> Given records:
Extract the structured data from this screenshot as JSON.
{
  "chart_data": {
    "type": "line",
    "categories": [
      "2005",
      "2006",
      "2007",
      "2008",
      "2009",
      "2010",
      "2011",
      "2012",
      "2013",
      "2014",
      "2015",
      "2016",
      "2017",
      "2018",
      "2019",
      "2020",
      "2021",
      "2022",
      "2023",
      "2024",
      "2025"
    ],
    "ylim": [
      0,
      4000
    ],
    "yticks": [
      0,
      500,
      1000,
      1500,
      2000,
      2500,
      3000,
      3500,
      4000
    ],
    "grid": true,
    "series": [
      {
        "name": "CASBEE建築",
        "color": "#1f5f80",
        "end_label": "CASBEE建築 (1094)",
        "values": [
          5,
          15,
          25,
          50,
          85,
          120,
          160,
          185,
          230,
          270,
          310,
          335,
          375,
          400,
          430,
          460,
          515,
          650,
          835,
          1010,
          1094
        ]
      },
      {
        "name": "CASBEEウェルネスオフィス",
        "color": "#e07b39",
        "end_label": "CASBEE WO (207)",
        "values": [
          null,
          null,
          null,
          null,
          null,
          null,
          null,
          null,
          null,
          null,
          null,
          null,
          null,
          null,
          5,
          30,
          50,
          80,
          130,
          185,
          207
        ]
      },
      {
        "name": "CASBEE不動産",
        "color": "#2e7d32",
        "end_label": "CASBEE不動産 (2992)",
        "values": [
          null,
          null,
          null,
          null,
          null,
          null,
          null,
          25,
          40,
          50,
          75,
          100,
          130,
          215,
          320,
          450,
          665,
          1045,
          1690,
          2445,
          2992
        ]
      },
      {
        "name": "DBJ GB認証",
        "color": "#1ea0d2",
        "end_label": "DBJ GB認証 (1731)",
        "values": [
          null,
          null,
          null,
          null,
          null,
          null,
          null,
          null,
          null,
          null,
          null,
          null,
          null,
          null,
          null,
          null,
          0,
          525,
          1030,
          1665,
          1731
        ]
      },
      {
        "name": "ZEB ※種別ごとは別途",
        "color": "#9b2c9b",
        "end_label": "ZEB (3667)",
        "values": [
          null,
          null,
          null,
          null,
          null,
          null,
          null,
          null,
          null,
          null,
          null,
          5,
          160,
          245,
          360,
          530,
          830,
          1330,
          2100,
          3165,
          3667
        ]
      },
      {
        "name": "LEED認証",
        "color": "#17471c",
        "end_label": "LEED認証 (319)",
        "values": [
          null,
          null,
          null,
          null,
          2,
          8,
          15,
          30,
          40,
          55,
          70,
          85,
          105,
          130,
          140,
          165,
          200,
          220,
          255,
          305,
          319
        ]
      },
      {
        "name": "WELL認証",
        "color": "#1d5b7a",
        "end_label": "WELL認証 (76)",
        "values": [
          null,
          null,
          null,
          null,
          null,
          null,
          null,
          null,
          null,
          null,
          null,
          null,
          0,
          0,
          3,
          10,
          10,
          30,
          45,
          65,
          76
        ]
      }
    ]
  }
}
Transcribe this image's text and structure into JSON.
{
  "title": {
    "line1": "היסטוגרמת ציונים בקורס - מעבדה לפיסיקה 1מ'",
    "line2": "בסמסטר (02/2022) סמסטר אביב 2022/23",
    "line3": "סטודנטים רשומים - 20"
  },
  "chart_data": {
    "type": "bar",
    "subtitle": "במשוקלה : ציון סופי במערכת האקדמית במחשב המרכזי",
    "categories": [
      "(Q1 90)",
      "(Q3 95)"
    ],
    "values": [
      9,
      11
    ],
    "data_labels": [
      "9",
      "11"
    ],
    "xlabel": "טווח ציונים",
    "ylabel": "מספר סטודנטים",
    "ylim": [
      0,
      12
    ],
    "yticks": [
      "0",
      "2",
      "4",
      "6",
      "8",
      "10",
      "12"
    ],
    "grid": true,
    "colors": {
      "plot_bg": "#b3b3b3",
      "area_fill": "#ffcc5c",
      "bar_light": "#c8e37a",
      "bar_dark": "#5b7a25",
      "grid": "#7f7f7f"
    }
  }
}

> What to do:
Could you quote the material above in full, exactly as it stands?

> Full response:
Extract the structured data from this screenshot as JSON.
{
  "chart_data": {
    "type": "line",
    "categories": [
      "2005",
      "2006",
      "2007",
      "2008",
      "2009",
      "2010",
      "2011",
      "2012",
      "2013",
      "2014",
      "2015",
      "2016",
      "2017",
      "2018",
      "2019",
      "2020",
      "2021",
      "2022",
      "2023",
      "2024",
      "2025"
    ],
    "ylim": [
      0,
      4000
    ],
    "yticks": [
      0,
      500,
      1000,
      1500,
      2000,
      2500,
      3000,
      3500,
      4000
    ],
    "grid": true,
    "series": [
      {
        "name": "CASBEE建築",
        "color": "#1f5f80",
        "end_label": "CASBEE建築 (1094)",
        "values": [
          5,
          15,
          25,
          50,
          85,
          120,
          160,
          185,
          230,
          270,
          310,
          335,
          375,
          400,
          430,
          460,
          515,
          650,
          835,
          1010,
          1094
        ]
      },
      {
        "name": "CASBEEウェルネスオフィス",
        "color": "#e07b39",
        "end_label": "CASBEE WO (207)",
        "values": [
          null,
          null,
          null,
          null,
          null,
          null,
          null,
          null,
          null,
          null,
          null,
          null,
          null,
          null,
          5,
          30,
          50,
          80,
          130,
          185,
          207
        ]
      },
      {
        "name": "CASBEE不動産",
        "color": "#2e7d32",
        "end_label": "CASBEE不動産 (2992)",
        "values": [
          null,
          null,
          null,
          null,
          null,
          null,
          null,
          25,
          40,
          50,
          75,
          100,
          130,
          215,
          320,
          450,
          665,
          1045,
          1690,
          2445,
          2992
        ]
      },
      {
        "name": "DBJ GB認証",
        "color": "#1ea0d2",
        "end_label": "DBJ GB認証 (1731)",
        "values": [
          null,
          null,
          null,
          null,
          null,
          null,
          null,
          null,
          null,
          null,
          null,
          null,
          null,
          null,
          null,
          null,
          0,
          525,
          1030,
          1665,
          1731
        ]
      },
      {
        "name": "ZEB ※種別ごとは別途",
        "color": "#9b2c9b",
        "end_label": "ZEB (3667)",
        "values": [
          null,
          null,
          null,
          null,
          null,
          null,
          null,
          null,
          null,
          null,
          null,
          5,
          160,
          245,
          360,
          530,
          830,
          1330,
          2100,
          3165,
          3667
        ]
      },
      {
        "name": "LEED認証",
        "color": "#17471c",
        "end_label": "LEED認証 (319)",
        "values": [
          null,
          null,
          null,
          null,
          2,
          8,
          15,
          30,
          40,
          55,
          70,
          85,
          105,
          130,
          140,
          165,
          200,
          220,
          255,
          305,
          319
        ]
      },
      {
        "name": "WELL認証",
        "color": "#1d5b7a",
        "end_label": "WELL認証 (76)",
        "values": [
          null,
          null,
          null,
          null,
          null,
          null,
          null,
          null,
          null,
          null,
          null,
          null,
          0,
          0,
          3,
          10,
          10,
          30,
          45,
          65,
          76
        ]
      }
    ]
  }
}
Transcribe this image's text and structure into JSON.
{
  "title": {
    "line1": "היסטוגרמת ציונים בקורס - מעבדה לפיסיקה 1מ'",
    "line2": "בסמסטר (02/2022) סמסטר אביב 2022/23",
    "line3": "סטודנטים רשומים - 20"
  },
  "chart_data": {
    "type": "bar",
    "subtitle": "במשוקלה : ציון סופי במערכת האקדמית במחשב המרכזי",
    "categories": [
      "(Q1 90)",
      "(Q3 95)"
    ],
    "values": [
      9,
      11
    ],
    "data_labels": [
      "9",
      "11"
    ],
    "xlabel": "טווח ציונים",
    "ylabel": "מספר סטודנטים",
    "ylim": [
      0,
      12
    ],
    "yticks": [
      "0",
      "2",
      "4",
      "6",
      "8",
      "10",
      "12"
    ],
    "grid": true,
    "colors": {
      "plot_bg": "#b3b3b3",
      "area_fill": "#ffcc5c",
      "bar_light": "#c8e37a",
      "bar_dark": "#5b7a25",
      "grid": "#7f7f7f"
    }
  }
}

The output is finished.